Work instructions – The records that follow must be repeated verbatim, every one of them.

************

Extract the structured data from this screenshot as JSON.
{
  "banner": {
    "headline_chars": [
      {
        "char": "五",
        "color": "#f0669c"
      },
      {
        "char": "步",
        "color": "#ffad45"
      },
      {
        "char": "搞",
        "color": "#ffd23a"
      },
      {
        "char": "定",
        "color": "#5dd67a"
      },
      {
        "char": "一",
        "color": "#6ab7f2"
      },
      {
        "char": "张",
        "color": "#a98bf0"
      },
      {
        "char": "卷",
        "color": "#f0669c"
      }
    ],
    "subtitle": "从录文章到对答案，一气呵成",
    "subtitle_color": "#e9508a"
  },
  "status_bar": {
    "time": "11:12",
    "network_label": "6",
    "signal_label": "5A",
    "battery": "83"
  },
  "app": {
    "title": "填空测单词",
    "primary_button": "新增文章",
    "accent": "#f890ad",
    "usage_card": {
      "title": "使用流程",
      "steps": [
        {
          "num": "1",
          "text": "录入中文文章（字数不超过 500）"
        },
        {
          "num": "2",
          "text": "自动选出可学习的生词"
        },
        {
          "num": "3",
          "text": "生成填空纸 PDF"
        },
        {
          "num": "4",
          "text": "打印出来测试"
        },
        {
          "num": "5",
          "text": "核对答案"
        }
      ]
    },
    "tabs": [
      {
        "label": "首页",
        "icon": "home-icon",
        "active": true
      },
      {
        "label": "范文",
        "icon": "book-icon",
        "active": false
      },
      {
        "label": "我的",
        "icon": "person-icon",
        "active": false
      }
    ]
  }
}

************

Solution for this problem –
Extract the structured data from this screenshot as JSON.
{
  "banner": {
    "headline_chars": [
      {
        "char": "五",
        "color": "#f0669c"
      },
      {
        "char": "步",
        "color": "#ffad45"
      },
      {
        "char": "搞",
        "color": "#ffd23a"
      },
      {
        "char": "定",
        "color": "#5dd67a"
      },
      {
        "char": "一",
        "color": "#6ab7f2"
      },
      {
        "char": "张",
        "color": "#a98bf0"
      },
      {
        "char": "卷",
        "color": "#f0669c"
      }
    ],
    "subtitle": "从录文章到对答案，一气呵成",
    "subtitle_color": "#e9508a"
  },
  "status_bar": {
    "time": "11:12",
    "network_label": "6",
    "signal_label": "5A",
    "battery": "83"
  },
  "app": {
    "title": "填空测单词",
    "primary_button": "新增文章",
    "accent": "#f890ad",
    "usage_card": {
      "title": "使用流程",
      "steps": [
        {
          "num": "1",
          "text": "录入中文文章（字数不超过 500）"
        },
        {
          "num": "2",
          "text": "自动选出可学习的生词"
        },
        {
          "num": "3",
          "text": "生成填空纸 PDF"
        },
        {
          "num": "4",
          "text": "打印出来测试"
        },
        {
          "num": "5",
          "text": "核对答案"
        }
      ]
    },
    "tabs": [
      {
        "label": "首页",
        "icon": "home-icon",
        "active": true
      },
      {
        "label": "范文",
        "icon": "book-icon",
        "active": false
      },
      {
        "label": "我的",
        "icon": "person-icon",
        "active": false
      }
    ]
  }
}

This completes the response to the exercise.